Filter the listing below, copying every line in which the word "want" appears.

------ Materials provided ------

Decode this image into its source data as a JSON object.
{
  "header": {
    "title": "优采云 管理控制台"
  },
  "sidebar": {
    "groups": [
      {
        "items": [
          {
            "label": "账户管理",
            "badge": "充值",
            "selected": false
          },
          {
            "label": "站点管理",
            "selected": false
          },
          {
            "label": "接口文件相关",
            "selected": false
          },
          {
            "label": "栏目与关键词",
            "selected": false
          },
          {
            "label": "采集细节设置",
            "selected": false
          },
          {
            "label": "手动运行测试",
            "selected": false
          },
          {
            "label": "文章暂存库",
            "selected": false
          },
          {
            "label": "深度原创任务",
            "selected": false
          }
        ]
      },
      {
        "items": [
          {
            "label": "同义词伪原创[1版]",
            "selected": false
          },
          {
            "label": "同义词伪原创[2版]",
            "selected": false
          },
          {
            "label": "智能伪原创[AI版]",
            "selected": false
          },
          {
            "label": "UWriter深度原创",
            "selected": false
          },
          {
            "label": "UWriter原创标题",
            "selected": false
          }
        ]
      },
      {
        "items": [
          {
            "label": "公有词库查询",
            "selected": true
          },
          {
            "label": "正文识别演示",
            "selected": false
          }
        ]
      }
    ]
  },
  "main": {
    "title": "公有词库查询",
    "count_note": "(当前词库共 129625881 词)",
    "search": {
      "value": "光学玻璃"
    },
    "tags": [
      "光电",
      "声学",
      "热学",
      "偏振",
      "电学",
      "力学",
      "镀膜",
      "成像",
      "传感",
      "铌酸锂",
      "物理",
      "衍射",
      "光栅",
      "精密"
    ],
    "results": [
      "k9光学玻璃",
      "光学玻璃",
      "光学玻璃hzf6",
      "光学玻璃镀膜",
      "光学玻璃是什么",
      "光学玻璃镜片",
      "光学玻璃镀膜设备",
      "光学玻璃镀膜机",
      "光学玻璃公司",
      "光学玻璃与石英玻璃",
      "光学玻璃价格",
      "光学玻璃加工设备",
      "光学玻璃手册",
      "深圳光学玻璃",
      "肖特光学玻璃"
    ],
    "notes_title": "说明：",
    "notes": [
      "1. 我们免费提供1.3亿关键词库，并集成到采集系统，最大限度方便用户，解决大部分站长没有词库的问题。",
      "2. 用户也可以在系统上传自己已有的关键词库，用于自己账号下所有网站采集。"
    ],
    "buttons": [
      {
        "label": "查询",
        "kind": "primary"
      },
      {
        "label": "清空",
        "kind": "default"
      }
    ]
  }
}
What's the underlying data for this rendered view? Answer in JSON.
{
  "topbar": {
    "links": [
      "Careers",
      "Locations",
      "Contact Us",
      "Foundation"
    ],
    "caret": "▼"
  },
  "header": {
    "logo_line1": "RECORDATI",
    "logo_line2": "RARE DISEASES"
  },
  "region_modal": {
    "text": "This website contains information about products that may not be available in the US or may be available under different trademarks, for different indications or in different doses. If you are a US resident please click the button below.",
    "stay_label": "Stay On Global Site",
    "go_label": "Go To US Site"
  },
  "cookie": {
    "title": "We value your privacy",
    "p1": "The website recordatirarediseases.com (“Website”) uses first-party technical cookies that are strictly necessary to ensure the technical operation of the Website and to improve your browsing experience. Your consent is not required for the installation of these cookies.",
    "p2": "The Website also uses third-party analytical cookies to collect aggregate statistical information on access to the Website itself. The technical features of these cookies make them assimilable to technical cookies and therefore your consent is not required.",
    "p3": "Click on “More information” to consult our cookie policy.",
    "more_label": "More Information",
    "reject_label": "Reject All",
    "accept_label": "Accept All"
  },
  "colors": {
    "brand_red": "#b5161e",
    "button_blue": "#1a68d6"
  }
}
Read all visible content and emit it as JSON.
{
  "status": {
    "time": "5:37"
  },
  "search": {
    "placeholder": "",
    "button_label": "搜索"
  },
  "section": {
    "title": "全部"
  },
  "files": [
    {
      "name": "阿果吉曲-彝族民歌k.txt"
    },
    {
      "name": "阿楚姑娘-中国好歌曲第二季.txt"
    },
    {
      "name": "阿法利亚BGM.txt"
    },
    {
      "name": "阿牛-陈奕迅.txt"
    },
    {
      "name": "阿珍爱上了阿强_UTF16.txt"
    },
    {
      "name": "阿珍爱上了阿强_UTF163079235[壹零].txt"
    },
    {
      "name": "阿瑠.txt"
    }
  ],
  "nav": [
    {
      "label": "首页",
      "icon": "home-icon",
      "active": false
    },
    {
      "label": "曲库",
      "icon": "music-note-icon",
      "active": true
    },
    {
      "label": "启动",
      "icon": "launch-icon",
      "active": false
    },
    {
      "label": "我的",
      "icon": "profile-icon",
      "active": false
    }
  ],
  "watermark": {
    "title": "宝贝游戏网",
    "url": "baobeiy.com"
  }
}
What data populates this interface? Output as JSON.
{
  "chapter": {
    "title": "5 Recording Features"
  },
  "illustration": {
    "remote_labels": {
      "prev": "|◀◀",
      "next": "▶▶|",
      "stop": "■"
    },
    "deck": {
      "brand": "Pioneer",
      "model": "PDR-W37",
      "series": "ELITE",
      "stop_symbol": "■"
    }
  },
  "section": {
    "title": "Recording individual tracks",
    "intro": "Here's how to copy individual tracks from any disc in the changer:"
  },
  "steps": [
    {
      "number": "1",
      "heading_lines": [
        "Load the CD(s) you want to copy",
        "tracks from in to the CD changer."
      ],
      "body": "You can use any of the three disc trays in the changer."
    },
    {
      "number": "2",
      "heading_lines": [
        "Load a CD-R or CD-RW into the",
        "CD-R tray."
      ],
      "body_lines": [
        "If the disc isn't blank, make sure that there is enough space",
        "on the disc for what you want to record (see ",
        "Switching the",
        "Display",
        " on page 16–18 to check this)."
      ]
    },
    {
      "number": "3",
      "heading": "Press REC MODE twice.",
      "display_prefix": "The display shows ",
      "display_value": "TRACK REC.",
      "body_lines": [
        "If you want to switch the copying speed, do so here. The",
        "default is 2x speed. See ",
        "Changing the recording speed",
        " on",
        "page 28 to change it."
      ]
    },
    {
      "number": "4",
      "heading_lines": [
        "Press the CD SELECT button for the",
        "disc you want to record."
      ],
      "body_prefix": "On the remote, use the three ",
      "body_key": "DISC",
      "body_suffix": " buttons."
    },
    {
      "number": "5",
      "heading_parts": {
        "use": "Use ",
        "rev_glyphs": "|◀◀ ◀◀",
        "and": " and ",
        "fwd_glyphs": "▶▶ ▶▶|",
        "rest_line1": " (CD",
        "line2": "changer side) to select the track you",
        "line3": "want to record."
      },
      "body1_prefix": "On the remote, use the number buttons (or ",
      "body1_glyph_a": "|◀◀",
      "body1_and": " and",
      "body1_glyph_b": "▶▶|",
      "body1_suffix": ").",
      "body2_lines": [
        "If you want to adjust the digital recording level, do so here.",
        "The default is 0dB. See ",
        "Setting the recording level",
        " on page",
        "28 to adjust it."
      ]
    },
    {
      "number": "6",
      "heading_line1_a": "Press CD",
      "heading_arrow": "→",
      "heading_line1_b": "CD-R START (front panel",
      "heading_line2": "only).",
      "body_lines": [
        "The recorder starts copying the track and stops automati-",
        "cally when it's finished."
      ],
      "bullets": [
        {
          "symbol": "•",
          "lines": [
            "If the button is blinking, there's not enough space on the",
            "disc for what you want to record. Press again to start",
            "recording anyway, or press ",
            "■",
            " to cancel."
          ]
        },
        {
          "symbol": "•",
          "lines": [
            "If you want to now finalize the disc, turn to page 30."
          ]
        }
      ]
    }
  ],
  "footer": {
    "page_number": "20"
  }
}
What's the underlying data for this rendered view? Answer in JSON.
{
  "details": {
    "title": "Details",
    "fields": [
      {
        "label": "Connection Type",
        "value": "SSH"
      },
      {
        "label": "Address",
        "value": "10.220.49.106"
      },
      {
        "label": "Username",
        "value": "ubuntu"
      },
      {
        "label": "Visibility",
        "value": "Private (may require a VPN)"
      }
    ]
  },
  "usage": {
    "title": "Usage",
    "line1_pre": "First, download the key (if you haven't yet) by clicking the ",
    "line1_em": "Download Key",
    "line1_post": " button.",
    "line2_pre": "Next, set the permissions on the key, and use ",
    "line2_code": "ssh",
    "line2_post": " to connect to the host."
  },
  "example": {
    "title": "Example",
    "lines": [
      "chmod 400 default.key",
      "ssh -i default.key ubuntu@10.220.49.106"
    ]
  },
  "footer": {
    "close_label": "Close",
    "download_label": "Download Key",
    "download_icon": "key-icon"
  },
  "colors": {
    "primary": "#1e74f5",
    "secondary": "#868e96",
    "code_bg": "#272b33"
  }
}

------

■ Task solution
        "Load the CD(s) you want to copy",
        "on the disc for what you want to record (see ",
        "If you want to switch the copying speed, do so here. The",
        "disc you want to record."
        "line3": "want to record."
        "If you want to adjust the digital recording level, do so here.",
            "disc for what you want to record. Press again to start",
            "If you want to now finalize the disc, turn to page 30."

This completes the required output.